Repeat every record below exactly, omitting any pictures.
══ SUPPLIED DATA
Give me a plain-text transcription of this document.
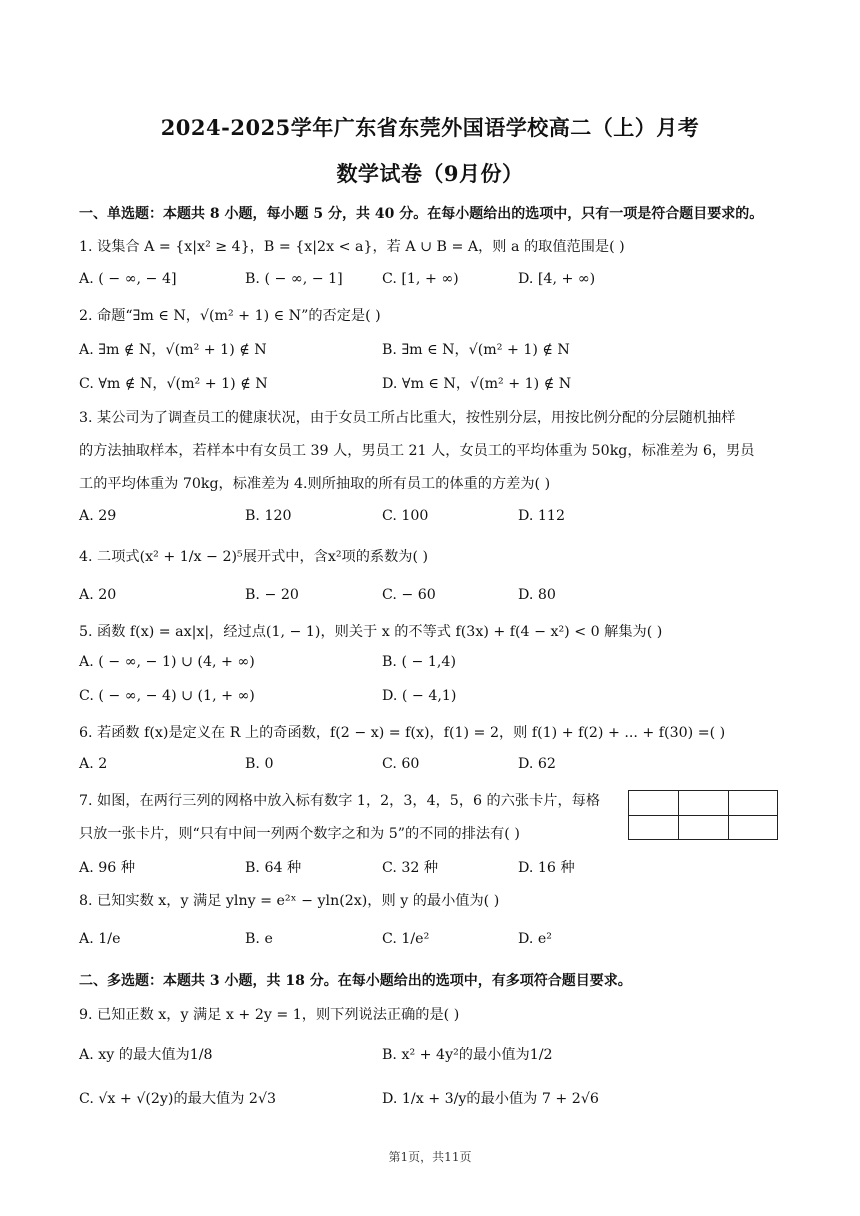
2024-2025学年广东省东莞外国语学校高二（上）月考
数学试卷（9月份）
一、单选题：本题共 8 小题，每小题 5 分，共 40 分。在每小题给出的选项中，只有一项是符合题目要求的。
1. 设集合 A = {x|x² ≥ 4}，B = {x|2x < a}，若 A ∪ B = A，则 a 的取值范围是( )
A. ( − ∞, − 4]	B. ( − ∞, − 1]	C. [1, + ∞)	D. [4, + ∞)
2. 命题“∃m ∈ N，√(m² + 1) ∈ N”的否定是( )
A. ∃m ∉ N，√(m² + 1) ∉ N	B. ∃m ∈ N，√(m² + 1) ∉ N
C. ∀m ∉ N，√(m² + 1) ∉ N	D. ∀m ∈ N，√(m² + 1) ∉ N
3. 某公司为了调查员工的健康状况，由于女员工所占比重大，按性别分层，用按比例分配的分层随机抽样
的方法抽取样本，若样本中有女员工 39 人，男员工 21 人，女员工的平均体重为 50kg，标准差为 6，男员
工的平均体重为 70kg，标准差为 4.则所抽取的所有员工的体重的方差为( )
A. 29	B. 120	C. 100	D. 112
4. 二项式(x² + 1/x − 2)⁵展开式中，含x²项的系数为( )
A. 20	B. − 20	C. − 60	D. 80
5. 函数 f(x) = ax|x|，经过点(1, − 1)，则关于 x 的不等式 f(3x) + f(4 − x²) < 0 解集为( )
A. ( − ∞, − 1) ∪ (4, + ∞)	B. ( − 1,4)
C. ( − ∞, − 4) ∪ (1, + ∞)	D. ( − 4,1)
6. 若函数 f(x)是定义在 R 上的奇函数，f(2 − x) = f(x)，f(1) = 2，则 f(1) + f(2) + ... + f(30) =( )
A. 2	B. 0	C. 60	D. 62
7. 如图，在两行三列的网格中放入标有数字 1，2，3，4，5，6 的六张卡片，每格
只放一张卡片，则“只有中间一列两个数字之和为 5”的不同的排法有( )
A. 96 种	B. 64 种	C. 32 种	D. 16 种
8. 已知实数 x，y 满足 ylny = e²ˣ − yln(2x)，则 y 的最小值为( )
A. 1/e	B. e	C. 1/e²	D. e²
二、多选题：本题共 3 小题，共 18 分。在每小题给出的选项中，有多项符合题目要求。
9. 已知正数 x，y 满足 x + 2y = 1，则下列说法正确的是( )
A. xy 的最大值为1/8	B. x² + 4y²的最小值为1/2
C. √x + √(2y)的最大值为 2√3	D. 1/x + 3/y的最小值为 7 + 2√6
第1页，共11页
════
REPLY TO THE TASK:
Give me a plain-text transcription of this document.
2024-2025学年广东省东莞外国语学校高二（上）月考
数学试卷（9月份）
一、单选题：本题共 8 小题，每小题 5 分，共 40 分。在每小题给出的选项中，只有一项是符合题目要求的。
1. 设集合 A = {x|x² ≥ 4}，B = {x|2x < a}，若 A ∪ B = A，则 a 的取值范围是( )
A. ( − ∞, − 4]	B. ( − ∞, − 1]	C. [1, + ∞)	D. [4, + ∞)
2. 命题“∃m ∈ N，√(m² + 1) ∈ N”的否定是( )
A. ∃m ∉ N，√(m² + 1) ∉ N	B. ∃m ∈ N，√(m² + 1) ∉ N
C. ∀m ∉ N，√(m² + 1) ∉ N	D. ∀m ∈ N，√(m² + 1) ∉ N
3. 某公司为了调查员工的健康状况，由于女员工所占比重大，按性别分层，用按比例分配的分层随机抽样
的方法抽取样本，若样本中有女员工 39 人，男员工 21 人，女员工的平均体重为 50kg，标准差为 6，男员
工的平均体重为 70kg，标准差为 4.则所抽取的所有员工的体重的方差为( )
A. 29	B. 120	C. 100	D. 112
4. 二项式(x² + 1/x − 2)⁵展开式中，含x²项的系数为( )
A. 20	B. − 20	C. − 60	D. 80
5. 函数 f(x) = ax|x|，经过点(1, − 1)，则关于 x 的不等式 f(3x) + f(4 − x²) < 0 解集为( )
A. ( − ∞, − 1) ∪ (4, + ∞)	B. ( − 1,4)
C. ( − ∞, − 4) ∪ (1, + ∞)	D. ( − 4,1)
6. 若函数 f(x)是定义在 R 上的奇函数，f(2 − x) = f(x)，f(1) = 2，则 f(1) + f(2) + ... + f(30) =( )
A. 2	B. 0	C. 60	D. 62
7. 如图，在两行三列的网格中放入标有数字 1，2，3，4，5，6 的六张卡片，每格
只放一张卡片，则“只有中间一列两个数字之和为 5”的不同的排法有( )
A. 96 种	B. 64 种	C. 32 种	D. 16 种
8. 已知实数 x，y 满足 ylny = e²ˣ − yln(2x)，则 y 的最小值为( )
A. 1/e	B. e	C. 1/e²	D. e²
二、多选题：本题共 3 小题，共 18 分。在每小题给出的选项中，有多项符合题目要求。
9. 已知正数 x，y 满足 x + 2y = 1，则下列说法正确的是( )
A. xy 的最大值为1/8	B. x² + 4y²的最小值为1/2
C. √x + √(2y)的最大值为 2√3	D. 1/x + 3/y的最小值为 7 + 2√6
第1页，共11页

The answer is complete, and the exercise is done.